Goal of the exercise: Copy each entry as it stands, leaving nothing out.

===== Extracted material =====

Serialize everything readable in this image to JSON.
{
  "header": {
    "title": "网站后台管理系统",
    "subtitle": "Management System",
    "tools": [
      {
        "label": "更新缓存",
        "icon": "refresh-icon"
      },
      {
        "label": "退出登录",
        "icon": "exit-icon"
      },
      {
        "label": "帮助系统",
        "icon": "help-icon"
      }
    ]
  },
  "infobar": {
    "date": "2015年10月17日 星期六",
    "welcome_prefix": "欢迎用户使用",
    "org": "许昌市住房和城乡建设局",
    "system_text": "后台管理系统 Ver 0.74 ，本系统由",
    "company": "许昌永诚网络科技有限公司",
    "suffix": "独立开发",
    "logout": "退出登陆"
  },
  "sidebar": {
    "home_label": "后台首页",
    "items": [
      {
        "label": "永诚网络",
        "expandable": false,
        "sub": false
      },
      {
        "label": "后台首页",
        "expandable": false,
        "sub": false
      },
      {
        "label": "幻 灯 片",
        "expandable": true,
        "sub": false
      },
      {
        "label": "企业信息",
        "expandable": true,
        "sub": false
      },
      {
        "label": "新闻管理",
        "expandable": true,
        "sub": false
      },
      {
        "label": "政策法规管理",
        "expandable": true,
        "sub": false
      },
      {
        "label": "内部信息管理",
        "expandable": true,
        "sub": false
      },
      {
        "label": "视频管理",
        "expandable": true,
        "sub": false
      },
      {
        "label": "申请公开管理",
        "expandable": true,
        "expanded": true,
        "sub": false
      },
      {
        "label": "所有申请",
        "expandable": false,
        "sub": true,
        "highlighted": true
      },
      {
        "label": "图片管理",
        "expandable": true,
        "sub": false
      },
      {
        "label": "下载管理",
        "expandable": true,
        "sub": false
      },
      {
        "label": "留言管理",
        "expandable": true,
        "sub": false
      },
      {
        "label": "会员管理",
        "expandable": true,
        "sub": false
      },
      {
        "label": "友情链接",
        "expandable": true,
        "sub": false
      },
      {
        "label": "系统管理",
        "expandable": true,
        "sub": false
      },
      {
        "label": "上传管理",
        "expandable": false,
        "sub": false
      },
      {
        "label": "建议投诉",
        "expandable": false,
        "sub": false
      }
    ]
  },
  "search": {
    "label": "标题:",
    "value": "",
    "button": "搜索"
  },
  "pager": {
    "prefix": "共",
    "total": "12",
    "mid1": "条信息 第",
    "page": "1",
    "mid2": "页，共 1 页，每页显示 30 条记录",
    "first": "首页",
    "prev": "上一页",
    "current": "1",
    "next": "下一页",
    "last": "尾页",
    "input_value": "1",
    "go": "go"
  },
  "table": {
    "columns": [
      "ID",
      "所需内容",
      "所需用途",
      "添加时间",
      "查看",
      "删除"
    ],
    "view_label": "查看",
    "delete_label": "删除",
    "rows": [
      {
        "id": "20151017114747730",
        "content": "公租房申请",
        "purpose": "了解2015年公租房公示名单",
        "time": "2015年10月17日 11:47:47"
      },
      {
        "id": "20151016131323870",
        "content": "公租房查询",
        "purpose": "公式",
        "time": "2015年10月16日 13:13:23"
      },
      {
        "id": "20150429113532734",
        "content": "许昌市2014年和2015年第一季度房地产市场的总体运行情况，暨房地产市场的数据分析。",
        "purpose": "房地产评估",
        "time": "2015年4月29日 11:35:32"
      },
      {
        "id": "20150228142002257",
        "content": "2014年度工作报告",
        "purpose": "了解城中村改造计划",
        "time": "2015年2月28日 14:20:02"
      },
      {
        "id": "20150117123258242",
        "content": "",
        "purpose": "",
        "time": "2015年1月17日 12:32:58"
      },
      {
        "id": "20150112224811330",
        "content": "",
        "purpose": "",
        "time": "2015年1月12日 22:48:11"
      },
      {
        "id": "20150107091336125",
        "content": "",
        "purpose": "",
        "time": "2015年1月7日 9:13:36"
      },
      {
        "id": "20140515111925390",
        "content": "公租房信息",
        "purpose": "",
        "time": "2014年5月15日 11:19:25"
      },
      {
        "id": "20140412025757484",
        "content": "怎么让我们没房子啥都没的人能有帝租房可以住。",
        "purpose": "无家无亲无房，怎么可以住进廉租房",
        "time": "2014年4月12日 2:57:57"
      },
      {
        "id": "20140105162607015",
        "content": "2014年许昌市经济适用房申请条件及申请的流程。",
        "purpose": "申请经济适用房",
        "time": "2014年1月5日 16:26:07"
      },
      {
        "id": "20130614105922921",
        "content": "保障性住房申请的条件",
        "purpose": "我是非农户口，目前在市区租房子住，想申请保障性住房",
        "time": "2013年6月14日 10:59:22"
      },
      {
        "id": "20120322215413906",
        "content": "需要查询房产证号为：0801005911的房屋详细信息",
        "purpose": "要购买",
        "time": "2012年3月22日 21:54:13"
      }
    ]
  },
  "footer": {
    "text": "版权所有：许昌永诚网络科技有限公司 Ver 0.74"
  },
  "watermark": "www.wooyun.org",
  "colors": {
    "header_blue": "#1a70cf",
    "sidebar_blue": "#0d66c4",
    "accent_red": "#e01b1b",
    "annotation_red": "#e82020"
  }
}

=====

Response to this exercise:
Serialize everything readable in this image to JSON.
{
  "header": {
    "title": "网站后台管理系统",
    "subtitle": "Management System",
    "tools": [
      {
        "label": "更新缓存",
        "icon": "refresh-icon"
      },
      {
        "label": "退出登录",
        "icon": "exit-icon"
      },
      {
        "label": "帮助系统",
        "icon": "help-icon"
      }
    ]
  },
  "infobar": {
    "date": "2015年10月17日 星期六",
    "welcome_prefix": "欢迎用户使用",
    "org": "许昌市住房和城乡建设局",
    "system_text": "后台管理系统 Ver 0.74 ，本系统由",
    "company": "许昌永诚网络科技有限公司",
    "suffix": "独立开发",
    "logout": "退出登陆"
  },
  "sidebar": {
    "home_label": "后台首页",
    "items": [
      {
        "label": "永诚网络",
        "expandable": false,
        "sub": false
      },
      {
        "label": "后台首页",
        "expandable": false,
        "sub": false
      },
      {
        "label": "幻 灯 片",
        "expandable": true,
        "sub": false
      },
      {
        "label": "企业信息",
        "expandable": true,
        "sub": false
      },
      {
        "label": "新闻管理",
        "expandable": true,
        "sub": false
      },
      {
        "label": "政策法规管理",
        "expandable": true,
        "sub": false
      },
      {
        "label": "内部信息管理",
        "expandable": true,
        "sub": false
      },
      {
        "label": "视频管理",
        "expandable": true,
        "sub": false
      },
      {
        "label": "申请公开管理",
        "expandable": true,
        "expanded": true,
        "sub": false
      },
      {
        "label": "所有申请",
        "expandable": false,
        "sub": true,
        "highlighted": true
      },
      {
        "label": "图片管理",
        "expandable": true,
        "sub": false
      },
      {
        "label": "下载管理",
        "expandable": true,
        "sub": false
      },
      {
        "label": "留言管理",
        "expandable": true,
        "sub": false
      },
      {
        "label": "会员管理",
        "expandable": true,
        "sub": false
      },
      {
        "label": "友情链接",
        "expandable": true,
        "sub": false
      },
      {
        "label": "系统管理",
        "expandable": true,
        "sub": false
      },
      {
        "label": "上传管理",
        "expandable": false,
        "sub": false
      },
      {
        "label": "建议投诉",
        "expandable": false,
        "sub": false
      }
    ]
  },
  "search": {
    "label": "标题:",
    "value": "",
    "button": "搜索"
  },
  "pager": {
    "prefix": "共",
    "total": "12",
    "mid1": "条信息 第",
    "page": "1",
    "mid2": "页，共 1 页，每页显示 30 条记录",
    "first": "首页",
    "prev": "上一页",
    "current": "1",
    "next": "下一页",
    "last": "尾页",
    "input_value": "1",
    "go": "go"
  },
  "table": {
    "columns": [
      "ID",
      "所需内容",
      "所需用途",
      "添加时间",
      "查看",
      "删除"
    ],
    "view_label": "查看",
    "delete_label": "删除",
    "rows": [
      {
        "id": "20151017114747730",
        "content": "公租房申请",
        "purpose": "了解2015年公租房公示名单",
        "time": "2015年10月17日 11:47:47"
      },
      {
        "id": "20151016131323870",
        "content": "公租房查询",
        "purpose": "公式",
        "time": "2015年10月16日 13:13:23"
      },
      {
        "id": "20150429113532734",
        "content": "许昌市2014年和2015年第一季度房地产市场的总体运行情况，暨房地产市场的数据分析。",
        "purpose": "房地产评估",
        "time": "2015年4月29日 11:35:32"
      },
      {
        "id": "20150228142002257",
        "content": "2014年度工作报告",
        "purpose": "了解城中村改造计划",
        "time": "2015年2月28日 14:20:02"
      },
      {
        "id": "20150117123258242",
        "content": "",
        "purpose": "",
        "time": "2015年1月17日 12:32:58"
      },
      {
        "id": "20150112224811330",
        "content": "",
        "purpose": "",
        "time": "2015年1月12日 22:48:11"
      },
      {
        "id": "20150107091336125",
        "content": "",
        "purpose": "",
        "time": "2015年1月7日 9:13:36"
      },
      {
        "id": "20140515111925390",
        "content": "公租房信息",
        "purpose": "",
        "time": "2014年5月15日 11:19:25"
      },
      {
        "id": "20140412025757484",
        "content": "怎么让我们没房子啥都没的人能有帝租房可以住。",
        "purpose": "无家无亲无房，怎么可以住进廉租房",
        "time": "2014年4月12日 2:57:57"
      },
      {
        "id": "20140105162607015",
        "content": "2014年许昌市经济适用房申请条件及申请的流程。",
        "purpose": "申请经济适用房",
        "time": "2014年1月5日 16:26:07"
      },
      {
        "id": "20130614105922921",
        "content": "保障性住房申请的条件",
        "purpose": "我是非农户口，目前在市区租房子住，想申请保障性住房",
        "time": "2013年6月14日 10:59:22"
      },
      {
        "id": "20120322215413906",
        "content": "需要查询房产证号为：0801005911的房屋详细信息",
        "purpose": "要购买",
        "time": "2012年3月22日 21:54:13"
      }
    ]
  },
  "footer": {
    "text": "版权所有：许昌永诚网络科技有限公司 Ver 0.74"
  },
  "watermark": "www.wooyun.org",
  "colors": {
    "header_blue": "#1a70cf",
    "sidebar_blue": "#0d66c4",
    "accent_red": "#e01b1b",
    "annotation_red": "#e82020"
  }
}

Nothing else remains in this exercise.